**Task requirements:**
Your task is to copy the listing exactly. Drop any pictures from the copy.

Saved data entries
┌────────

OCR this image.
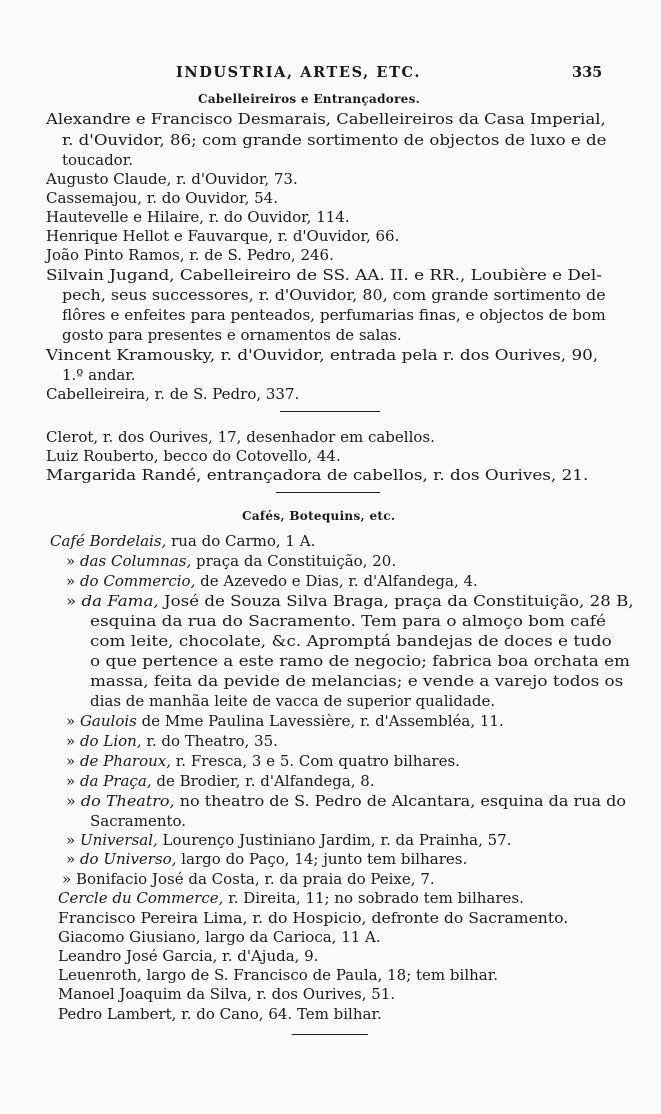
INDUSTRIA, ARTES, ETC.	335
Cabelleireiros e Entrançadores.
Alexandre e Francisco Desmarais, Cabelleireiros da Casa Imperial,
r. d'Ouvidor, 86; com grande sortimento de objectos de luxo e de
toucador.
Augusto Claude, r. d'Ouvidor, 73.
Cassemajou, r. do Ouvidor, 54.
Hautevelle e Hilaire, r. do Ouvidor, 114.
Henrique Hellot e Fauvarque, r. d'Ouvidor, 66.
João Pinto Ramos, r. de S. Pedro, 246.
Silvain Jugand, Cabelleireiro de SS. AA. II. e RR., Loubière e Del-
pech, seus successores, r. d'Ouvidor, 80, com grande sortimento de
flôres e enfeites para penteados, perfumarias finas, e objectos de bom
gosto para presentes e ornamentos de salas.
Vincent Kramousky, r. d'Ouvidor, entrada pela r. dos Ourives, 90,
1.º andar.
Cabelleireira, r. de S. Pedro, 337.
Clerot, r. dos Ourives, 17, desenhador em cabellos.
Luiz Rouberto, becco do Cotovello, 44.
Margarida Randé, entrançadora de cabellos, r. dos Ourives, 21.
Cafés, Botequins, etc.
Café Bordelais, rua do Carmo, 1 A.
» das Columnas, praça da Constituição, 20.
» do Commercio, de Azevedo e Dias, r. d'Alfandega, 4.
» da Fama, José de Souza Silva Braga, praça da Constituição, 28 B,
esquina da rua do Sacramento. Tem para o almoço bom café
com leite, chocolate, &c. Apromptá bandejas de doces e tudo
o que pertence a este ramo de negocio; fabrica boa orchata em
massa, feita da pevide de melancias; e vende a varejo todos os
dias de manhãa leite de vacca de superior qualidade.
» Gaulois de Mme Paulina Lavessière, r. d'Assembléa, 11.
» do Lion, r. do Theatro, 35.
» de Pharoux, r. Fresca, 3 e 5. Com quatro bilhares.
» da Praça, de Brodier, r. d'Alfandega, 8.
» do Theatro, no theatro de S. Pedro de Alcantara, esquina da rua do
Sacramento.
» Universal, Lourenço Justiniano Jardim, r. da Prainha, 57.
» do Universo, largo do Paço, 14; junto tem bilhares.
» Bonifacio José da Costa, r. da praia do Peixe, 7.
Cercle du Commerce, r. Direita, 11; no sobrado tem bilhares.
Francisco Pereira Lima, r. do Hospicio, defronte do Sacramento.
Giacomo Giusiano, largo da Carioca, 11 A.
Leandro José Garcia, r. d'Ajuda, 9.
Leuenroth, largo de S. Francisco de Paula, 18; tem bilhar.
Manoel Joaquim da Silva, r. dos Ourives, 51.
Pedro Lambert, r. do Cano, 64. Tem bilhar.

└────────

**Output for this task:**
OCR this image.
INDUSTRIA, ARTES, ETC.	335
Cabelleireiros e Entrançadores.
Alexandre e Francisco Desmarais, Cabelleireiros da Casa Imperial,
r. d'Ouvidor, 86; com grande sortimento de objectos de luxo e de
toucador.
Augusto Claude, r. d'Ouvidor, 73.
Cassemajou, r. do Ouvidor, 54.
Hautevelle e Hilaire, r. do Ouvidor, 114.
Henrique Hellot e Fauvarque, r. d'Ouvidor, 66.
João Pinto Ramos, r. de S. Pedro, 246.
Silvain Jugand, Cabelleireiro de SS. AA. II. e RR., Loubière e Del-
pech, seus successores, r. d'Ouvidor, 80, com grande sortimento de
flôres e enfeites para penteados, perfumarias finas, e objectos de bom
gosto para presentes e ornamentos de salas.
Vincent Kramousky, r. d'Ouvidor, entrada pela r. dos Ourives, 90,
1.º andar.
Cabelleireira, r. de S. Pedro, 337.
Clerot, r. dos Ourives, 17, desenhador em cabellos.
Luiz Rouberto, becco do Cotovello, 44.
Margarida Randé, entrançadora de cabellos, r. dos Ourives, 21.
Cafés, Botequins, etc.
Café Bordelais, rua do Carmo, 1 A.
» das Columnas, praça da Constituição, 20.
» do Commercio, de Azevedo e Dias, r. d'Alfandega, 4.
» da Fama, José de Souza Silva Braga, praça da Constituição, 28 B,
esquina da rua do Sacramento. Tem para o almoço bom café
com leite, chocolate, &c. Apromptá bandejas de doces e tudo
o que pertence a este ramo de negocio; fabrica boa orchata em
massa, feita da pevide de melancias; e vende a varejo todos os
dias de manhãa leite de vacca de superior qualidade.
» Gaulois de Mme Paulina Lavessière, r. d'Assembléa, 11.
» do Lion, r. do Theatro, 35.
» de Pharoux, r. Fresca, 3 e 5. Com quatro bilhares.
» da Praça, de Brodier, r. d'Alfandega, 8.
» do Theatro, no theatro de S. Pedro de Alcantara, esquina da rua do
Sacramento.
» Universal, Lourenço Justiniano Jardim, r. da Prainha, 57.
» do Universo, largo do Paço, 14; junto tem bilhares.
» Bonifacio José da Costa, r. da praia do Peixe, 7.
Cercle du Commerce, r. Direita, 11; no sobrado tem bilhares.
Francisco Pereira Lima, r. do Hospicio, defronte do Sacramento.
Giacomo Giusiano, largo da Carioca, 11 A.
Leandro José Garcia, r. d'Ajuda, 9.
Leuenroth, largo de S. Francisco de Paula, 18; tem bilhar.
Manoel Joaquim da Silva, r. dos Ourives, 51.
Pedro Lambert, r. do Cano, 64. Tem bilhar.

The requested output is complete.